TASK MATERIAL:
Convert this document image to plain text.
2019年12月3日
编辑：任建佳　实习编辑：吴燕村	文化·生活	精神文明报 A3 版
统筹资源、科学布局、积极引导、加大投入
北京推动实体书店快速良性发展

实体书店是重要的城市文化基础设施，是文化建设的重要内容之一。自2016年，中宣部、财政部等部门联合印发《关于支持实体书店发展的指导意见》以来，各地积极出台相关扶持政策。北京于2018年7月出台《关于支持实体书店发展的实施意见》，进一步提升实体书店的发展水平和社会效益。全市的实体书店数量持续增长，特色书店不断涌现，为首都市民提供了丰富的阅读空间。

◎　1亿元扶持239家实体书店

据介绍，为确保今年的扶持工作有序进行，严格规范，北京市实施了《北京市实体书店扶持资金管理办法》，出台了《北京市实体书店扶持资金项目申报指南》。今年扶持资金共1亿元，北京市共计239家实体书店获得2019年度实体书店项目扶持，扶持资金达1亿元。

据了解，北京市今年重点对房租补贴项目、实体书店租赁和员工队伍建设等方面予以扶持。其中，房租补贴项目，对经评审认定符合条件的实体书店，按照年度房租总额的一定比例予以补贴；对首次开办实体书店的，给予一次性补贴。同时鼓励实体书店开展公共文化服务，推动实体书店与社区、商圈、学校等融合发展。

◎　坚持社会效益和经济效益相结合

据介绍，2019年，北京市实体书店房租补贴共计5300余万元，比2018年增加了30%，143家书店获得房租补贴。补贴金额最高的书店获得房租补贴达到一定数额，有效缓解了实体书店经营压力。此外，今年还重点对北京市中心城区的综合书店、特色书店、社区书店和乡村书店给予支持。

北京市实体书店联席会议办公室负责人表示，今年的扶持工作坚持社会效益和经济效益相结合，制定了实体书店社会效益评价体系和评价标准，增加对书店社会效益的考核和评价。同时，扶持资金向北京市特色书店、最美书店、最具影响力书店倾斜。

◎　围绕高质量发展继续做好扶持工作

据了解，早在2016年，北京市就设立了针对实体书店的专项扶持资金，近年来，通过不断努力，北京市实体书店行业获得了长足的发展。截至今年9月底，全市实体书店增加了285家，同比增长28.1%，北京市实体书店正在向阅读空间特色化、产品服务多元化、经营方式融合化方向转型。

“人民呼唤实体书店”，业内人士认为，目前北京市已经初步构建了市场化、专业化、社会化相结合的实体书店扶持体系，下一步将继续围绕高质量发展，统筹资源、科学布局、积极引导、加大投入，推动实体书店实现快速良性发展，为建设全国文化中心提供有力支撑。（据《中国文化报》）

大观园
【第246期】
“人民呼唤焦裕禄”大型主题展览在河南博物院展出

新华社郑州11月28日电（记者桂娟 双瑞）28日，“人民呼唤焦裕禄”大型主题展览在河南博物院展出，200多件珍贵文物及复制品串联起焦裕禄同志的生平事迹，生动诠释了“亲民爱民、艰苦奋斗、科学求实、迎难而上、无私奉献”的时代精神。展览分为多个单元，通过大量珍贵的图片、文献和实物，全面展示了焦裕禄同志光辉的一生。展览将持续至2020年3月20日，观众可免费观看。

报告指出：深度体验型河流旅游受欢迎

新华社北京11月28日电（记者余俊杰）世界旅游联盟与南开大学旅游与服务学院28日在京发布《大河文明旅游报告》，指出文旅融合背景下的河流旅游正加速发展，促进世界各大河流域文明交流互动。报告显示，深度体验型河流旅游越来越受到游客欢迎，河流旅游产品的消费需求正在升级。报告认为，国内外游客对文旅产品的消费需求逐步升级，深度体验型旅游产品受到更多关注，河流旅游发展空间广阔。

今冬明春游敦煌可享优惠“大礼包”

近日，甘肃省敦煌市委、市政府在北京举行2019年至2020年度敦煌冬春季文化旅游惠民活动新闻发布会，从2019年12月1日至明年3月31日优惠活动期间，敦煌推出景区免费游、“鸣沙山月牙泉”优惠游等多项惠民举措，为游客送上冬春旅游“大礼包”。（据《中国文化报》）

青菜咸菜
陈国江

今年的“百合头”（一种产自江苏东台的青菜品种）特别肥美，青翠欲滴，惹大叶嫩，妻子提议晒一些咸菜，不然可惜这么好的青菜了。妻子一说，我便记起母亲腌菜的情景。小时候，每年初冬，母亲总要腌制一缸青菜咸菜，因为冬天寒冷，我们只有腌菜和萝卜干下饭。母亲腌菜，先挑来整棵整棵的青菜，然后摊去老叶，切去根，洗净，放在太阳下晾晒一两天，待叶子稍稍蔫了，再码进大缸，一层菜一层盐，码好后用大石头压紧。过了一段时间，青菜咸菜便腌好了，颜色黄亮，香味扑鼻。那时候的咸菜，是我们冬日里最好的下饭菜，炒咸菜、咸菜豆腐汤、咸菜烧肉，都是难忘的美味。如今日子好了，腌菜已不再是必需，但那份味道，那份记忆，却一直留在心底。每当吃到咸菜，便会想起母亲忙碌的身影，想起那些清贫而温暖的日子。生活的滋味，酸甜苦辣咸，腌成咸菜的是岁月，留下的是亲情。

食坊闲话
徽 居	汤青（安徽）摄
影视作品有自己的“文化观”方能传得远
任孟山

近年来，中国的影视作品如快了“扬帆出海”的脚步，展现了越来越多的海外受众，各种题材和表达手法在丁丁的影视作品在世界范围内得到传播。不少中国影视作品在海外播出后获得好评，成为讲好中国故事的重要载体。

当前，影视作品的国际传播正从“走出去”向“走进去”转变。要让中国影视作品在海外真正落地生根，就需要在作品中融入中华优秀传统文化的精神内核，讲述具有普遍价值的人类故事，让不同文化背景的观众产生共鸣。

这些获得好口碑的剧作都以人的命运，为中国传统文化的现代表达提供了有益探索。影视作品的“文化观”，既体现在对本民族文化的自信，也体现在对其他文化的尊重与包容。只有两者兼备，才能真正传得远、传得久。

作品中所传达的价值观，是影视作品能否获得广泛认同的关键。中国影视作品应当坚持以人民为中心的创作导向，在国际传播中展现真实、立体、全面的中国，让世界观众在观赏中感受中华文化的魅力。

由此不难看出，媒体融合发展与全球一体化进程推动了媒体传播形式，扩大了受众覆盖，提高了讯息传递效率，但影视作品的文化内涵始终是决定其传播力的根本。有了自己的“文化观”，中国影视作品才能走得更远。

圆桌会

REQUIREMENTS: Make an exact copy of all the data.

RESULT BELOW:
Convert this document image to plain text.
2019年12月3日
编辑：任建佳　实习编辑：吴燕村	文化·生活	精神文明报 A3 版
统筹资源、科学布局、积极引导、加大投入
北京推动实体书店快速良性发展

实体书店是重要的城市文化基础设施，是文化建设的重要内容之一。自2016年，中宣部、财政部等部门联合印发《关于支持实体书店发展的指导意见》以来，各地积极出台相关扶持政策。北京于2018年7月出台《关于支持实体书店发展的实施意见》，进一步提升实体书店的发展水平和社会效益。全市的实体书店数量持续增长，特色书店不断涌现，为首都市民提供了丰富的阅读空间。

◎　1亿元扶持239家实体书店

据介绍，为确保今年的扶持工作有序进行，严格规范，北京市实施了《北京市实体书店扶持资金管理办法》，出台了《北京市实体书店扶持资金项目申报指南》。今年扶持资金共1亿元，北京市共计239家实体书店获得2019年度实体书店项目扶持，扶持资金达1亿元。

据了解，北京市今年重点对房租补贴项目、实体书店租赁和员工队伍建设等方面予以扶持。其中，房租补贴项目，对经评审认定符合条件的实体书店，按照年度房租总额的一定比例予以补贴；对首次开办实体书店的，给予一次性补贴。同时鼓励实体书店开展公共文化服务，推动实体书店与社区、商圈、学校等融合发展。

◎　坚持社会效益和经济效益相结合

据介绍，2019年，北京市实体书店房租补贴共计5300余万元，比2018年增加了30%，143家书店获得房租补贴。补贴金额最高的书店获得房租补贴达到一定数额，有效缓解了实体书店经营压力。此外，今年还重点对北京市中心城区的综合书店、特色书店、社区书店和乡村书店给予支持。

北京市实体书店联席会议办公室负责人表示，今年的扶持工作坚持社会效益和经济效益相结合，制定了实体书店社会效益评价体系和评价标准，增加对书店社会效益的考核和评价。同时，扶持资金向北京市特色书店、最美书店、最具影响力书店倾斜。

◎　围绕高质量发展继续做好扶持工作

据了解，早在2016年，北京市就设立了针对实体书店的专项扶持资金，近年来，通过不断努力，北京市实体书店行业获得了长足的发展。截至今年9月底，全市实体书店增加了285家，同比增长28.1%，北京市实体书店正在向阅读空间特色化、产品服务多元化、经营方式融合化方向转型。

“人民呼唤实体书店”，业内人士认为，目前北京市已经初步构建了市场化、专业化、社会化相结合的实体书店扶持体系，下一步将继续围绕高质量发展，统筹资源、科学布局、积极引导、加大投入，推动实体书店实现快速良性发展，为建设全国文化中心提供有力支撑。（据《中国文化报》）

大观园
【第246期】
“人民呼唤焦裕禄”大型主题展览在河南博物院展出

新华社郑州11月28日电（记者桂娟 双瑞）28日，“人民呼唤焦裕禄”大型主题展览在河南博物院展出，200多件珍贵文物及复制品串联起焦裕禄同志的生平事迹，生动诠释了“亲民爱民、艰苦奋斗、科学求实、迎难而上、无私奉献”的时代精神。展览分为多个单元，通过大量珍贵的图片、文献和实物，全面展示了焦裕禄同志光辉的一生。展览将持续至2020年3月20日，观众可免费观看。

报告指出：深度体验型河流旅游受欢迎

新华社北京11月28日电（记者余俊杰）世界旅游联盟与南开大学旅游与服务学院28日在京发布《大河文明旅游报告》，指出文旅融合背景下的河流旅游正加速发展，促进世界各大河流域文明交流互动。报告显示，深度体验型河流旅游越来越受到游客欢迎，河流旅游产品的消费需求正在升级。报告认为，国内外游客对文旅产品的消费需求逐步升级，深度体验型旅游产品受到更多关注，河流旅游发展空间广阔。

今冬明春游敦煌可享优惠“大礼包”

近日，甘肃省敦煌市委、市政府在北京举行2019年至2020年度敦煌冬春季文化旅游惠民活动新闻发布会，从2019年12月1日至明年3月31日优惠活动期间，敦煌推出景区免费游、“鸣沙山月牙泉”优惠游等多项惠民举措，为游客送上冬春旅游“大礼包”。（据《中国文化报》）

青菜咸菜
陈国江

今年的“百合头”（一种产自江苏东台的青菜品种）特别肥美，青翠欲滴，惹大叶嫩，妻子提议晒一些咸菜，不然可惜这么好的青菜了。妻子一说，我便记起母亲腌菜的情景。小时候，每年初冬，母亲总要腌制一缸青菜咸菜，因为冬天寒冷，我们只有腌菜和萝卜干下饭。母亲腌菜，先挑来整棵整棵的青菜，然后摊去老叶，切去根，洗净，放在太阳下晾晒一两天，待叶子稍稍蔫了，再码进大缸，一层菜一层盐，码好后用大石头压紧。过了一段时间，青菜咸菜便腌好了，颜色黄亮，香味扑鼻。那时候的咸菜，是我们冬日里最好的下饭菜，炒咸菜、咸菜豆腐汤、咸菜烧肉，都是难忘的美味。如今日子好了，腌菜已不再是必需，但那份味道，那份记忆，却一直留在心底。每当吃到咸菜，便会想起母亲忙碌的身影，想起那些清贫而温暖的日子。生活的滋味，酸甜苦辣咸，腌成咸菜的是岁月，留下的是亲情。

食坊闲话
徽 居	汤青（安徽）摄
影视作品有自己的“文化观”方能传得远
任孟山

近年来，中国的影视作品如快了“扬帆出海”的脚步，展现了越来越多的海外受众，各种题材和表达手法在丁丁的影视作品在世界范围内得到传播。不少中国影视作品在海外播出后获得好评，成为讲好中国故事的重要载体。

当前，影视作品的国际传播正从“走出去”向“走进去”转变。要让中国影视作品在海外真正落地生根，就需要在作品中融入中华优秀传统文化的精神内核，讲述具有普遍价值的人类故事，让不同文化背景的观众产生共鸣。

这些获得好口碑的剧作都以人的命运，为中国传统文化的现代表达提供了有益探索。影视作品的“文化观”，既体现在对本民族文化的自信，也体现在对其他文化的尊重与包容。只有两者兼备，才能真正传得远、传得久。

作品中所传达的价值观，是影视作品能否获得广泛认同的关键。中国影视作品应当坚持以人民为中心的创作导向，在国际传播中展现真实、立体、全面的中国，让世界观众在观赏中感受中华文化的魅力。

由此不难看出，媒体融合发展与全球一体化进程推动了媒体传播形式，扩大了受众覆盖，提高了讯息传递效率，但影视作品的文化内涵始终是决定其传播力的根本。有了自己的“文化观”，中国影视作品才能走得更远。

圆桌会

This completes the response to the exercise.